**What you need to do**
Each entry below is to be written out exactly, and the pictures are to be left out.

**Supplied material**

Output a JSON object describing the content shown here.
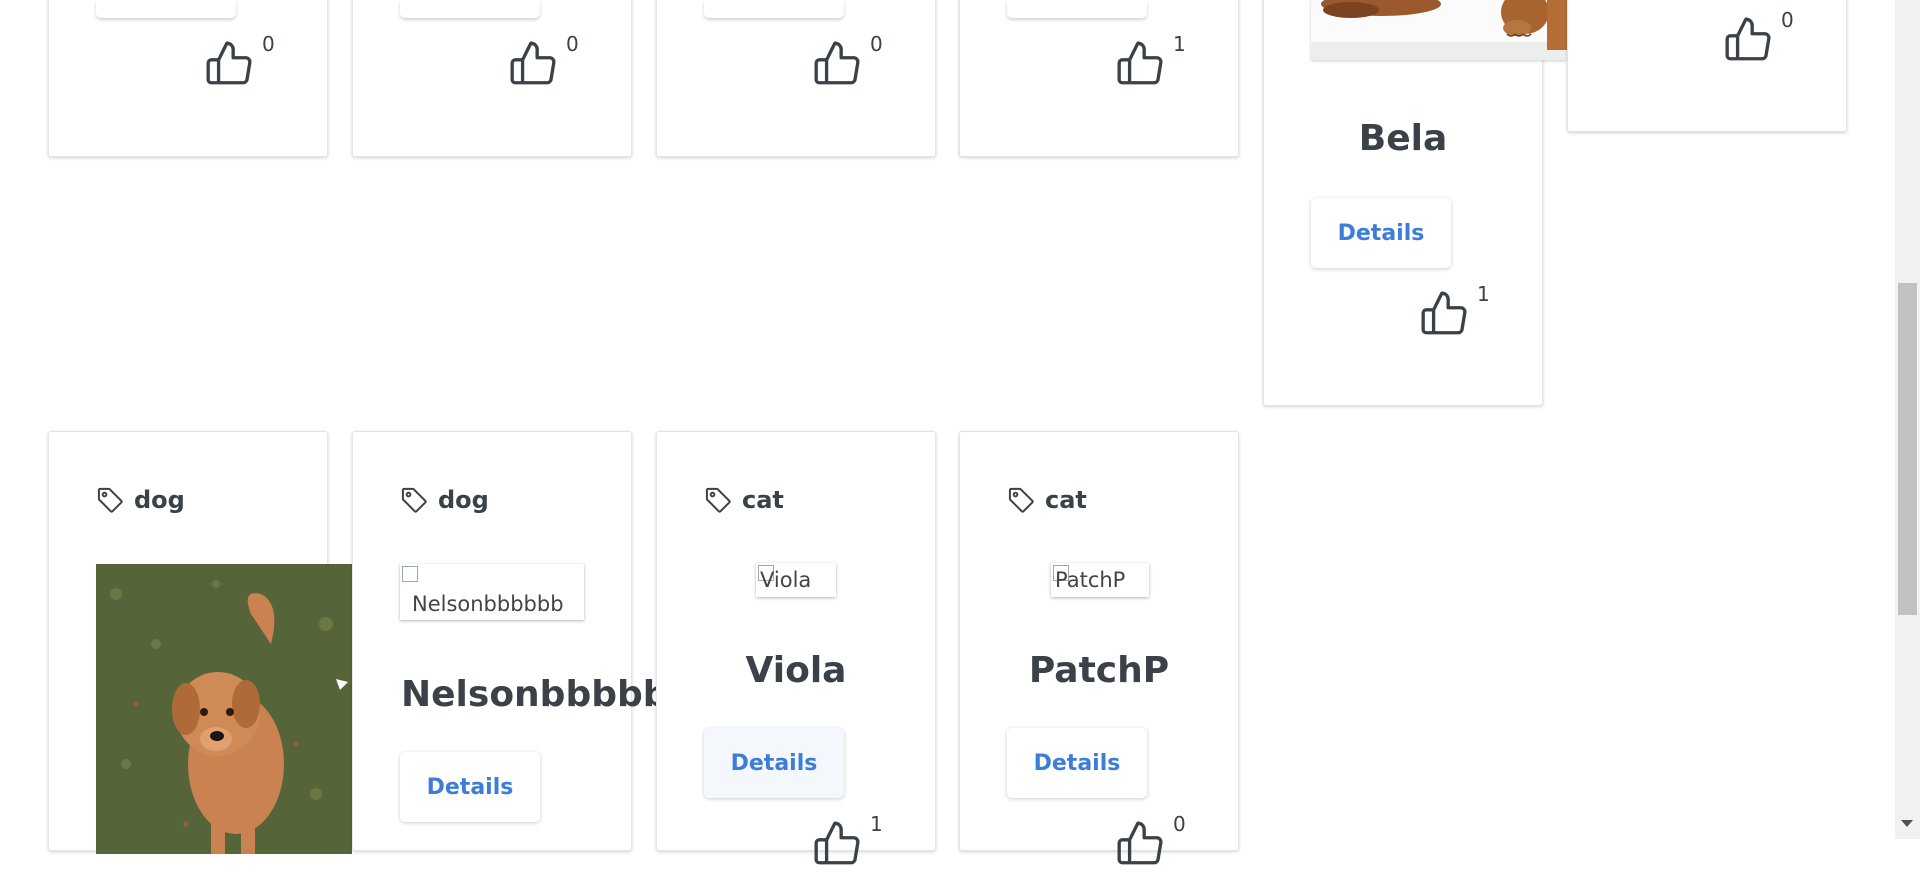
{
  "colors": {
    "accent": "#3b7dd8",
    "text": "#3b4148",
    "card_border": "#e2e4e7"
  },
  "top_row": {
    "likes": [
      "0",
      "0",
      "0",
      "1"
    ],
    "last_card_likes": "0"
  },
  "bela": {
    "name": "Bela",
    "details_label": "Details",
    "likes": "1"
  },
  "bottom_row": [
    {
      "tag_icon": "tag-icon",
      "tag": "dog",
      "image_alt": "",
      "name": "",
      "details_label": "",
      "likes": ""
    },
    {
      "tag_icon": "tag-icon",
      "tag": "dog",
      "image_alt": "Nelsonbbbbbb",
      "name": "Nelsonbbbbbb",
      "details_label": "Details"
    },
    {
      "tag_icon": "tag-icon",
      "tag": "cat",
      "image_alt": "Viola",
      "name": "Viola",
      "details_label": "Details",
      "likes": "1"
    },
    {
      "tag_icon": "tag-icon",
      "tag": "cat",
      "image_alt": "PatchP",
      "name": "PatchP",
      "details_label": "Details",
      "likes": "0"
    }
  ]
}
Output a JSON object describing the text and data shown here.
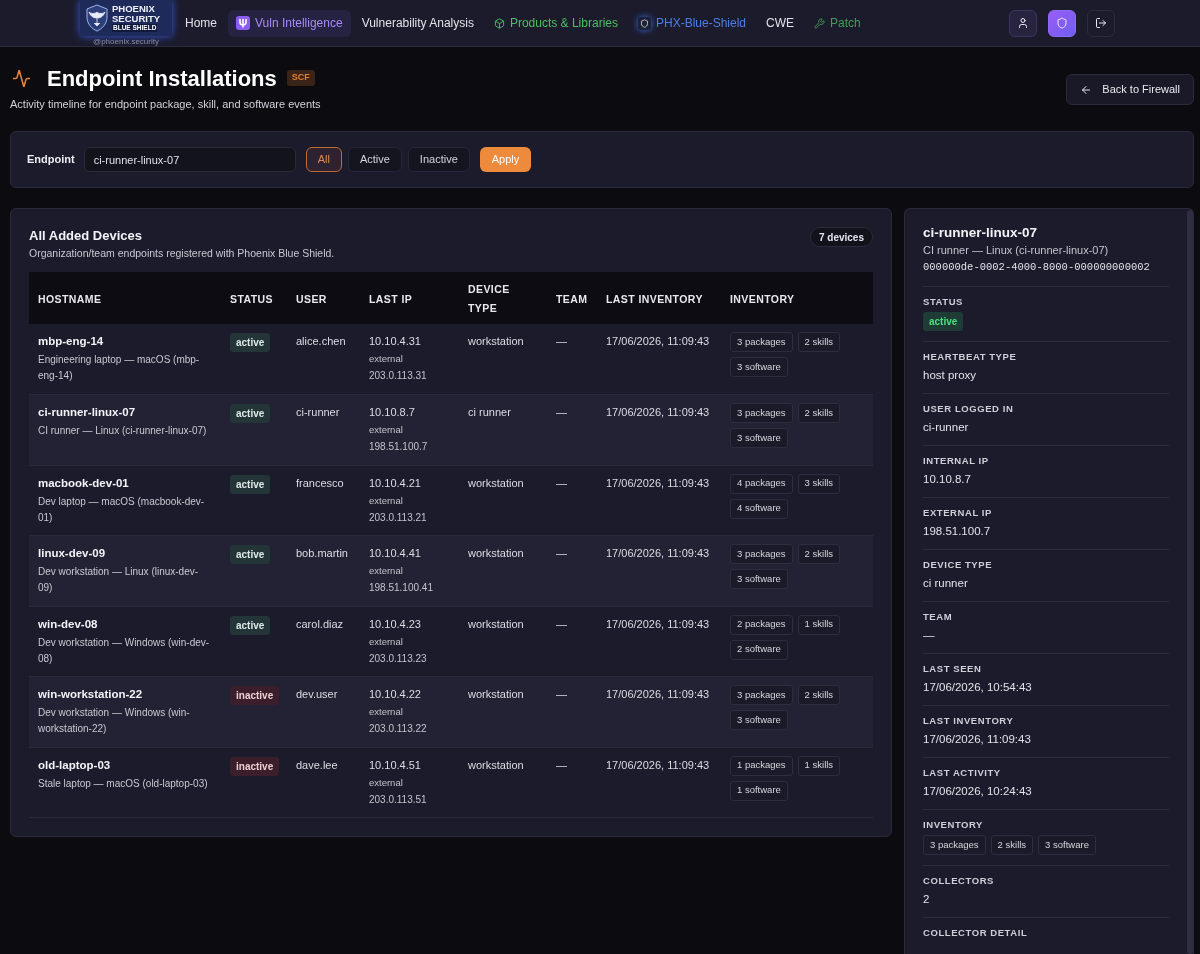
{
  "nav": {
    "logo": {
      "lines": [
        "PHOENIX",
        "SECURITY",
        "BLUE SHIELD"
      ],
      "handle": "@phoenix.security"
    },
    "items": [
      {
        "label": "Home",
        "kind": "plain",
        "selected": false
      },
      {
        "label": "Vuln Intelligence",
        "kind": "intel",
        "selected": true
      },
      {
        "label": "Vulnerability Analysis",
        "kind": "plain",
        "selected": false
      },
      {
        "label": "Products & Libraries",
        "kind": "catalog",
        "selected": false,
        "color": "#4fbf63"
      },
      {
        "label": "PHX-Blue-Shield",
        "kind": "agent",
        "selected": false,
        "color": "#4d7fe6"
      },
      {
        "label": "CWE",
        "kind": "plain",
        "selected": false
      },
      {
        "label": "Patch",
        "kind": "tool",
        "selected": false,
        "color": "#3f9f5a"
      }
    ],
    "actions": [
      {
        "kind": "profile",
        "selected": false
      },
      {
        "kind": "shield",
        "selected": true
      },
      {
        "kind": "logout",
        "selected": false
      }
    ]
  },
  "page_header": {
    "title": "Endpoint Installations",
    "badge": "SCF",
    "subtitle": "Activity timeline for endpoint package, skill, and software events",
    "back_button": "Back to Firewall"
  },
  "filter": {
    "label": "Endpoint",
    "value": "ci-runner-linux-07",
    "options": [
      {
        "label": "All",
        "selected": true
      },
      {
        "label": "Active",
        "selected": false
      },
      {
        "label": "Inactive",
        "selected": false
      }
    ],
    "apply": "Apply"
  },
  "devices": {
    "title": "All Added Devices",
    "subtitle": "Organization/team endpoints registered with Phoenix Blue Shield.",
    "count": "7 devices",
    "columns": [
      "HOSTNAME",
      "STATUS",
      "USER",
      "LAST IP",
      "DEVICE TYPE",
      "TEAM",
      "LAST INVENTORY",
      "INVENTORY"
    ],
    "rows": [
      {
        "hostname": "mbp-eng-14",
        "description": "Engineering laptop — macOS (mbp-eng-14)",
        "status": "active",
        "active": true,
        "user": "alice.chen",
        "ip": "10.10.4.31",
        "ip_label": "external",
        "external_ip": "203.0.113.31",
        "device_type": "workstation",
        "team": "—",
        "last_inventory": "17/06/2026, 11:09:43",
        "inventory": [
          "3 packages",
          "2 skills",
          "3 software"
        ]
      },
      {
        "hostname": "ci-runner-linux-07",
        "description": "CI runner — Linux (ci-runner-linux-07)",
        "status": "active",
        "active": true,
        "user": "ci-runner",
        "ip": "10.10.8.7",
        "ip_label": "external",
        "external_ip": "198.51.100.7",
        "device_type": "ci runner",
        "team": "—",
        "last_inventory": "17/06/2026, 11:09:43",
        "inventory": [
          "3 packages",
          "2 skills",
          "3 software"
        ]
      },
      {
        "hostname": "macbook-dev-01",
        "description": "Dev laptop — macOS (macbook-dev-01)",
        "status": "active",
        "active": true,
        "user": "francesco",
        "ip": "10.10.4.21",
        "ip_label": "external",
        "external_ip": "203.0.113.21",
        "device_type": "workstation",
        "team": "—",
        "last_inventory": "17/06/2026, 11:09:43",
        "inventory": [
          "4 packages",
          "3 skills",
          "4 software"
        ]
      },
      {
        "hostname": "linux-dev-09",
        "description": "Dev workstation — Linux (linux-dev-09)",
        "status": "active",
        "active": true,
        "user": "bob.martin",
        "ip": "10.10.4.41",
        "ip_label": "external",
        "external_ip": "198.51.100.41",
        "device_type": "workstation",
        "team": "—",
        "last_inventory": "17/06/2026, 11:09:43",
        "inventory": [
          "3 packages",
          "2 skills",
          "3 software"
        ]
      },
      {
        "hostname": "win-dev-08",
        "description": "Dev workstation — Windows (win-dev-08)",
        "status": "active",
        "active": true,
        "user": "carol.diaz",
        "ip": "10.10.4.23",
        "ip_label": "external",
        "external_ip": "203.0.113.23",
        "device_type": "workstation",
        "team": "—",
        "last_inventory": "17/06/2026, 11:09:43",
        "inventory": [
          "2 packages",
          "1 skills",
          "2 software"
        ]
      },
      {
        "hostname": "win-workstation-22",
        "description": "Dev workstation — Windows (win-workstation-22)",
        "status": "inactive",
        "active": false,
        "user": "dev.user",
        "ip": "10.10.4.22",
        "ip_label": "external",
        "external_ip": "203.0.113.22",
        "device_type": "workstation",
        "team": "—",
        "last_inventory": "17/06/2026, 11:09:43",
        "inventory": [
          "3 packages",
          "2 skills",
          "3 software"
        ]
      },
      {
        "hostname": "old-laptop-03",
        "description": "Stale laptop — macOS (old-laptop-03)",
        "status": "inactive",
        "active": false,
        "user": "dave.lee",
        "ip": "10.10.4.51",
        "ip_label": "external",
        "external_ip": "203.0.113.51",
        "device_type": "workstation",
        "team": "—",
        "last_inventory": "17/06/2026, 11:09:43",
        "inventory": [
          "1 packages",
          "1 skills",
          "1 software"
        ]
      }
    ]
  },
  "detail": {
    "title": "ci-runner-linux-07",
    "subtitle": "CI runner — Linux (ci-runner-linux-07)",
    "id": "000000de-0002-4000-8000-000000000002",
    "fields": [
      {
        "label": "STATUS",
        "kind": "badge",
        "value": "active",
        "active": true
      },
      {
        "label": "HEARTBEAT TYPE",
        "kind": "text",
        "value": "host proxy"
      },
      {
        "label": "USER LOGGED IN",
        "kind": "text",
        "value": "ci-runner"
      },
      {
        "label": "INTERNAL IP",
        "kind": "text",
        "value": "10.10.8.7"
      },
      {
        "label": "EXTERNAL IP",
        "kind": "text",
        "value": "198.51.100.7"
      },
      {
        "label": "DEVICE TYPE",
        "kind": "text",
        "value": "ci runner"
      },
      {
        "label": "TEAM",
        "kind": "text",
        "value": "—"
      },
      {
        "label": "LAST SEEN",
        "kind": "text",
        "value": "17/06/2026, 10:54:43"
      },
      {
        "label": "LAST INVENTORY",
        "kind": "text",
        "value": "17/06/2026, 11:09:43"
      },
      {
        "label": "LAST ACTIVITY",
        "kind": "text",
        "value": "17/06/2026, 10:24:43"
      },
      {
        "label": "INVENTORY",
        "kind": "tags",
        "tags": [
          "3 packages",
          "2 skills",
          "3 software"
        ]
      },
      {
        "label": "COLLECTORS",
        "kind": "text",
        "value": "2"
      },
      {
        "label": "COLLECTOR DETAIL",
        "kind": "text"
      }
    ]
  }
}
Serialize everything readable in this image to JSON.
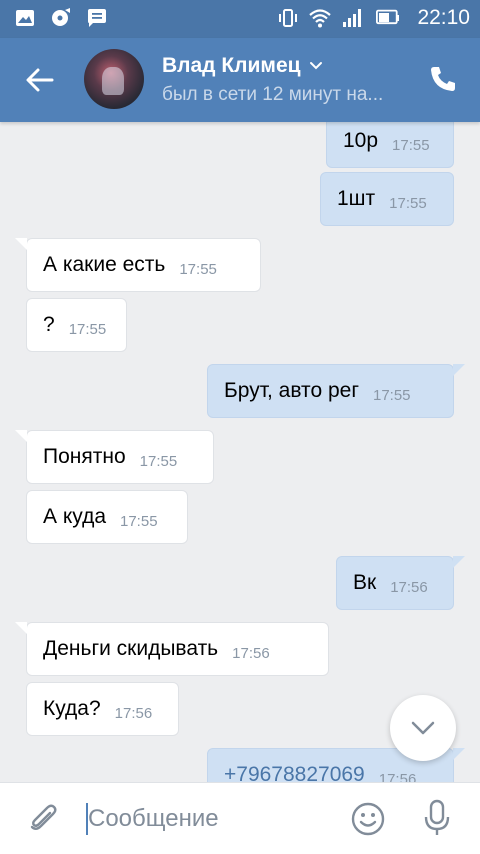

**Answer to the problem**
Output a JSON object describing the content shown here.
{
  "colors": {
    "accent": "#3b7dd8",
    "text": "#3b4148",
    "card_border": "#e2e4e7"
  },
  "top_row": {
    "likes": [
      "0",
      "0",
      "0",
      "1"
    ],
    "last_card_likes": "0"
  },
  "bela": {
    "name": "Bela",
    "details_label": "Details",
    "likes": "1"
  },
  "bottom_row": [
    {
      "tag_icon": "tag-icon",
      "tag": "dog",
      "image_alt": "",
      "name": "",
      "details_label": "",
      "likes": ""
    },
    {
      "tag_icon": "tag-icon",
      "tag": "dog",
      "image_alt": "Nelsonbbbbbb",
      "name": "Nelsonbbbbbb",
      "details_label": "Details"
    },
    {
      "tag_icon": "tag-icon",
      "tag": "cat",
      "image_alt": "Viola",
      "name": "Viola",
      "details_label": "Details",
      "likes": "1"
    },
    {
      "tag_icon": "tag-icon",
      "tag": "cat",
      "image_alt": "PatchP",
      "name": "PatchP",
      "details_label": "Details",
      "likes": "0"
    }
  ]
}
Output a JSON object describing the text and data shown here.
{
  "nav": {
    "logo": {
      "lines": [
        "PHOENIX",
        "SECURITY",
        "BLUE SHIELD"
      ],
      "handle": "@phoenix.security"
    },
    "items": [
      {
        "label": "Home",
        "kind": "plain",
        "selected": false
      },
      {
        "label": "Vuln Intelligence",
        "kind": "intel",
        "selected": true
      },
      {
        "label": "Vulnerability Analysis",
        "kind": "plain",
        "selected": false
      },
      {
        "label": "Products & Libraries",
        "kind": "catalog",
        "selected": false,
        "color": "#4fbf63"
      },
      {
        "label": "PHX-Blue-Shield",
        "kind": "agent",
        "selected": false,
        "color": "#4d7fe6"
      },
      {
        "label": "CWE",
        "kind": "plain",
        "selected": false
      },
      {
        "label": "Patch",
        "kind": "tool",
        "selected": false,
        "color": "#3f9f5a"
      }
    ],
    "actions": [
      {
        "kind": "profile",
        "selected": false
      },
      {
        "kind": "shield",
        "selected": true
      },
      {
        "kind": "logout",
        "selected": false
      }
    ]
  },
  "page_header": {
    "title": "Endpoint Installations",
    "badge": "SCF",
    "subtitle": "Activity timeline for endpoint package, skill, and software events",
    "back_button": "Back to Firewall"
  },
  "filter": {
    "label": "Endpoint",
    "value": "ci-runner-linux-07",
    "options": [
      {
        "label": "All",
        "selected": true
      },
      {
        "label": "Active",
        "selected": false
      },
      {
        "label": "Inactive",
        "selected": false
      }
    ],
    "apply": "Apply"
  },
  "devices": {
    "title": "All Added Devices",
    "subtitle": "Organization/team endpoints registered with Phoenix Blue Shield.",
    "count": "7 devices",
    "columns": [
      "HOSTNAME",
      "STATUS",
      "USER",
      "LAST IP",
      "DEVICE TYPE",
      "TEAM",
      "LAST INVENTORY",
      "INVENTORY"
    ],
    "rows": [
      {
        "hostname": "mbp-eng-14",
        "description": "Engineering laptop — macOS (mbp-eng-14)",
        "status": "active",
        "active": true,
        "user": "alice.chen",
        "ip": "10.10.4.31",
        "ip_label": "external",
        "external_ip": "203.0.113.31",
        "device_type": "workstation",
        "team": "—",
        "last_inventory": "17/06/2026, 11:09:43",
        "inventory": [
          "3 packages",
          "2 skills",
          "3 software"
        ]
      },
      {
        "hostname": "ci-runner-linux-07",
        "description": "CI runner — Linux (ci-runner-linux-07)",
        "status": "active",
        "active": true,
        "user": "ci-runner",
        "ip": "10.10.8.7",
        "ip_label": "external",
        "external_ip": "198.51.100.7",
        "device_type": "ci runner",
        "team": "—",
        "last_inventory": "17/06/2026, 11:09:43",
        "inventory": [
          "3 packages",
          "2 skills",
          "3 software"
        ]
      },
      {
        "hostname": "macbook-dev-01",
        "description": "Dev laptop — macOS (macbook-dev-01)",
        "status": "active",
        "active": true,
        "user": "francesco",
        "ip": "10.10.4.21",
        "ip_label": "external",
        "external_ip": "203.0.113.21",
        "device_type": "workstation",
        "team": "—",
        "last_inventory": "17/06/2026, 11:09:43",
        "inventory": [
          "4 packages",
          "3 skills",
          "4 software"
        ]
      },
      {
        "hostname": "linux-dev-09",
        "description": "Dev workstation — Linux (linux-dev-09)",
        "status": "active",
        "active": true,
        "user": "bob.martin",
        "ip": "10.10.4.41",
        "ip_label": "external",
        "external_ip": "198.51.100.41",
        "device_type": "workstation",
        "team": "—",
        "last_inventory": "17/06/2026, 11:09:43",
        "inventory": [
          "3 packages",
          "2 skills",
          "3 software"
        ]
      },
      {
        "hostname": "win-dev-08",
        "description": "Dev workstation — Windows (win-dev-08)",
        "status": "active",
        "active": true,
        "user": "carol.diaz",
        "ip": "10.10.4.23",
        "ip_label": "external",
        "external_ip": "203.0.113.23",
        "device_type": "workstation",
        "team": "—",
        "last_inventory": "17/06/2026, 11:09:43",
        "inventory": [
          "2 packages",
          "1 skills",
          "2 software"
        ]
      },
      {
        "hostname": "win-workstation-22",
        "description": "Dev workstation — Windows (win-workstation-22)",
        "status": "inactive",
        "active": false,
        "user": "dev.user",
        "ip": "10.10.4.22",
        "ip_label": "external",
        "external_ip": "203.0.113.22",
        "device_type": "workstation",
        "team": "—",
        "last_inventory": "17/06/2026, 11:09:43",
        "inventory": [
          "3 packages",
          "2 skills",
          "3 software"
        ]
      },
      {
        "hostname": "old-laptop-03",
        "description": "Stale laptop — macOS (old-laptop-03)",
        "status": "inactive",
        "active": false,
        "user": "dave.lee",
        "ip": "10.10.4.51",
        "ip_label": "external",
        "external_ip": "203.0.113.51",
        "device_type": "workstation",
        "team": "—",
        "last_inventory": "17/06/2026, 11:09:43",
        "inventory": [
          "1 packages",
          "1 skills",
          "1 software"
        ]
      }
    ]
  },
  "detail": {
    "title": "ci-runner-linux-07",
    "subtitle": "CI runner — Linux (ci-runner-linux-07)",
    "id": "000000de-0002-4000-8000-000000000002",
    "fields": [
      {
        "label": "STATUS",
        "kind": "badge",
        "value": "active",
        "active": true
      },
      {
        "label": "HEARTBEAT TYPE",
        "kind": "text",
        "value": "host proxy"
      },
      {
        "label": "USER LOGGED IN",
        "kind": "text",
        "value": "ci-runner"
      },
      {
        "label": "INTERNAL IP",
        "kind": "text",
        "value": "10.10.8.7"
      },
      {
        "label": "EXTERNAL IP",
        "kind": "text",
        "value": "198.51.100.7"
      },
      {
        "label": "DEVICE TYPE",
        "kind": "text",
        "value": "ci runner"
      },
      {
        "label": "TEAM",
        "kind": "text",
        "value": "—"
      },
      {
        "label": "LAST SEEN",
        "kind": "text",
        "value": "17/06/2026, 10:54:43"
      },
      {
        "label": "LAST INVENTORY",
        "kind": "text",
        "value": "17/06/2026, 11:09:43"
      },
      {
        "label": "LAST ACTIVITY",
        "kind": "text",
        "value": "17/06/2026, 10:24:43"
      },
      {
        "label": "INVENTORY",
        "kind": "tags",
        "tags": [
          "3 packages",
          "2 skills",
          "3 software"
        ]
      },
      {
        "label": "COLLECTORS",
        "kind": "text",
        "value": "2"
      },
      {
        "label": "COLLECTOR DETAIL",
        "kind": "text"
      }
    ]
  }
}
Serialize everything readable in this image to JSON.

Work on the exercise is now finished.